Requirements
Count every line in the entries that contains "driversoftware". Report that count alone.

Supplied data
========================================

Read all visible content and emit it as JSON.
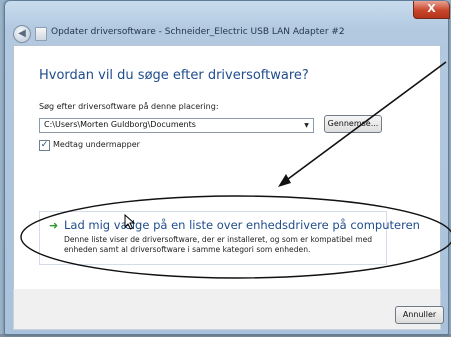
{
  "window": {
    "title": "Opdater driversoftware - Schneider_Electric USB LAN Adapter #2",
    "close_label": "X"
  },
  "heading": "Hvordan vil du søge efter driversoftware?",
  "search": {
    "label": "Søg efter driversoftware på denne placering:",
    "path_value": "C:\\Users\\Morten Guldborg\\Documents",
    "browse_label": "Gennemse..."
  },
  "include_subfolders": {
    "label": "Medtag undermapper",
    "checked": true
  },
  "option": {
    "title": "Lad mig vælge på en liste over enhedsdrivere på computeren",
    "description": "Denne liste viser de driversoftware, der er installeret, og som er kompatibel med enheden samt al driversoftware i samme kategori som enheden."
  },
  "footer": {
    "cancel_label": "Annuller"
  },
  "icons": {
    "back": "back-arrow-icon",
    "window": "device-icon",
    "option": "green-arrow-icon",
    "checkbox": "checkmark-icon",
    "dropdown": "chevron-down-icon",
    "cursor": "mouse-pointer-icon"
  },
  "colors": {
    "heading": "#1f4d8c",
    "option_arrow": "#2e9b2e",
    "close": "#c8462b"
  }
}
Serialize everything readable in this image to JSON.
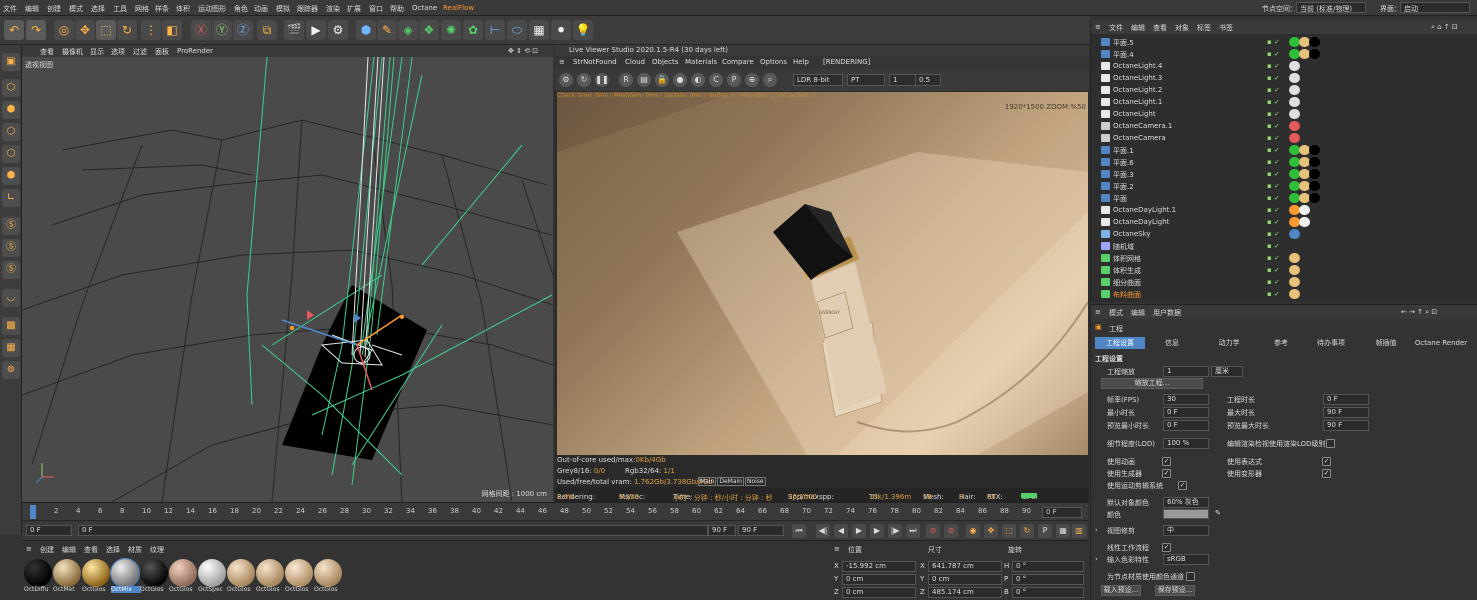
{
  "menubar": {
    "items": [
      "文件",
      "编辑",
      "创建",
      "模式",
      "选择",
      "工具",
      "网格",
      "样条",
      "体积",
      "运动图形",
      "角色",
      "动画",
      "模拟",
      "跟踪器",
      "渲染",
      "扩展",
      "窗口",
      "帮助",
      "Octane",
      "RealFlow"
    ],
    "node_space_label": "节点空间：",
    "node_space_value": "当前 (标准/物理)",
    "layout_label": "界面：",
    "layout_value": "启动"
  },
  "viewport": {
    "menu": [
      "查看",
      "摄像机",
      "显示",
      "选项",
      "过滤",
      "面板",
      "ProRender"
    ],
    "label": "透视视图",
    "grid": "网格间距 : 1000 cm"
  },
  "live_viewer": {
    "title": "Live Viewer Studio 2020.1.5-R4 (30 days left)",
    "menu": [
      "StrNotFound",
      "Cloud",
      "Objects",
      "Materials",
      "Compare",
      "Options",
      "Help",
      "[RENDERING]"
    ],
    "bitdepth": "LDR 8-bit",
    "kernel": "PT",
    "value1": "1",
    "value2": "0.5",
    "render_message": "Check time: 0ms / MeshGen: 0ms / Update: 0ms / Nodes: 0 / Movable: 13 txCached: 2",
    "resolution": "1920*1500 ZOOM:%50",
    "stats": {
      "out_of_core_label": "Out-of-core used/max:",
      "out_of_core_value": "0Kb/4Gb",
      "grey_label": "Grey8/16:",
      "grey_value": "0/0",
      "rgb_label": "Rgb32/64:",
      "rgb_value": "1/1",
      "vram_label": "Used/free/total vram:",
      "vram_value": "1.762Gb/3.738Gb/8Gb"
    },
    "tabs": [
      "Main",
      "DeMain",
      "Noise"
    ],
    "status": {
      "rendering_label": "Rendering:",
      "rendering_value": "2.6%",
      "mssec_label": "Ms/sec:",
      "mssec_value": "6.329",
      "time_label": "Time:",
      "time_value": "小时 : 分钟 : 秒/小时 : 分钟 : 秒",
      "spp_label": "Spp/maxspp:",
      "spp_value": "26/1000",
      "tri_label": "Tri:",
      "tri_value": "13k/1.396m",
      "mesh_label": "Mesh:",
      "mesh_value": "18",
      "hair_label": "Hair:",
      "hair_value": "0",
      "rtx_label": "RTX:",
      "rtx_value": "on",
      "gpu_label": "GPU:",
      "gpu_value": "65"
    },
    "bottle_brand": "GIVENCHY"
  },
  "timeline": {
    "ticks": [
      "0",
      "2",
      "4",
      "6",
      "8",
      "10",
      "12",
      "14",
      "16",
      "18",
      "20",
      "22",
      "24",
      "26",
      "28",
      "30",
      "32",
      "34",
      "36",
      "38",
      "40",
      "42",
      "44",
      "46",
      "48",
      "50",
      "52",
      "54",
      "56",
      "58",
      "60",
      "62",
      "64",
      "66",
      "68",
      "70",
      "72",
      "74",
      "76",
      "78",
      "80",
      "82",
      "84",
      "86",
      "88",
      "90"
    ],
    "current_frame": "0 F",
    "start": "0 F",
    "start2": "0 F",
    "end": "90 F",
    "end2": "90 F"
  },
  "materials": {
    "menu": [
      "创建",
      "编辑",
      "查看",
      "选择",
      "材质",
      "纹理"
    ],
    "items": [
      "OctDiffu",
      "OctMet",
      "OctGlos",
      "OctMix",
      "OctGlos",
      "OctGlos",
      "OctSpec",
      "OctGlos",
      "OctGlos",
      "OctGlos",
      "OctGlos"
    ],
    "selected_index": 3
  },
  "coordinates": {
    "headers": [
      "位置",
      "尺寸",
      "旋转"
    ],
    "rows": [
      {
        "axis": "X",
        "pos": "-15.992 cm",
        "size_axis": "X",
        "size": "641.787 cm",
        "rot_axis": "H",
        "rot": "0 °"
      },
      {
        "axis": "Y",
        "pos": "0 cm",
        "size_axis": "Y",
        "size": "0 cm",
        "rot_axis": "P",
        "rot": "0 °"
      },
      {
        "axis": "Z",
        "pos": "0 cm",
        "size_axis": "Z",
        "size": "485.174 cm",
        "rot_axis": "B",
        "rot": "0 °"
      }
    ]
  },
  "objects": {
    "menu": [
      "文件",
      "编辑",
      "查看",
      "对象",
      "标签",
      "书签"
    ],
    "items": [
      {
        "name": "平面.5",
        "type": "plane"
      },
      {
        "name": "平面.4",
        "type": "plane"
      },
      {
        "name": "OctaneLight.4",
        "type": "light"
      },
      {
        "name": "OctaneLight.3",
        "type": "light"
      },
      {
        "name": "OctaneLight.2",
        "type": "light"
      },
      {
        "name": "OctaneLight.1",
        "type": "light"
      },
      {
        "name": "OctaneLight",
        "type": "light"
      },
      {
        "name": "OctaneCamera.1",
        "type": "camera"
      },
      {
        "name": "OctaneCamera",
        "type": "camera"
      },
      {
        "name": "平面.1",
        "type": "plane"
      },
      {
        "name": "平面.6",
        "type": "plane"
      },
      {
        "name": "平面.3",
        "type": "plane"
      },
      {
        "name": "平面.2",
        "type": "plane"
      },
      {
        "name": "平面",
        "type": "plane"
      },
      {
        "name": "OctaneDayLight.1",
        "type": "daylight"
      },
      {
        "name": "OctaneDayLight",
        "type": "daylight"
      },
      {
        "name": "OctaneSky",
        "type": "sky"
      },
      {
        "name": "随机域",
        "type": "field"
      },
      {
        "name": "体积网格",
        "type": "volume"
      },
      {
        "name": "体积生成",
        "type": "volume"
      },
      {
        "name": "细分曲面",
        "type": "subdiv"
      },
      {
        "name": "布料曲面",
        "type": "cloth"
      }
    ]
  },
  "attributes": {
    "menu": [
      "模式",
      "编辑",
      "用户数据"
    ],
    "section": "工程",
    "tabs": [
      "工程设置",
      "信息",
      "动力学",
      "参考",
      "待办事项",
      "帧插值",
      "Octane Render"
    ],
    "group_title": "工程设置",
    "project_scale_label": "工程缩放",
    "project_scale_value": "1",
    "project_scale_unit": "厘米",
    "scale_project_button": "缩放工程...",
    "fps_label": "帧率(FPS)",
    "fps_value": "30",
    "project_time_label": "工程时长",
    "project_time_value": "0 F",
    "min_time_label": "最小时长",
    "min_time_value": "0 F",
    "max_time_label": "最大时长",
    "max_time_value": "90 F",
    "preview_min_label": "预览最小时长",
    "preview_min_value": "0 F",
    "preview_max_label": "预览最大时长",
    "preview_max_value": "90 F",
    "lod_label": "细节程度(LOD)",
    "lod_value": "100 %",
    "lod_editor_label": "编辑渲染检视使用渲染LOD级别",
    "use_animation": "使用动画",
    "use_expression": "使用表达式",
    "use_generator": "使用生成器",
    "use_deformer": "使用变形器",
    "use_motion_system": "使用运动剪辑系统",
    "default_color_label": "默认对象颜色",
    "default_color_value": "60% 灰色",
    "color_label": "颜色",
    "view_clip_label": "视图修剪",
    "view_clip_value": "中",
    "linear_workflow": "线性工作流程",
    "input_color_label": "输入色彩特性",
    "input_color_value": "sRGB",
    "node_color_label": "为节点材质使用颜色通道",
    "load_preset": "载入预设...",
    "save_preset": "保存预设..."
  }
}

========================================

Result below
4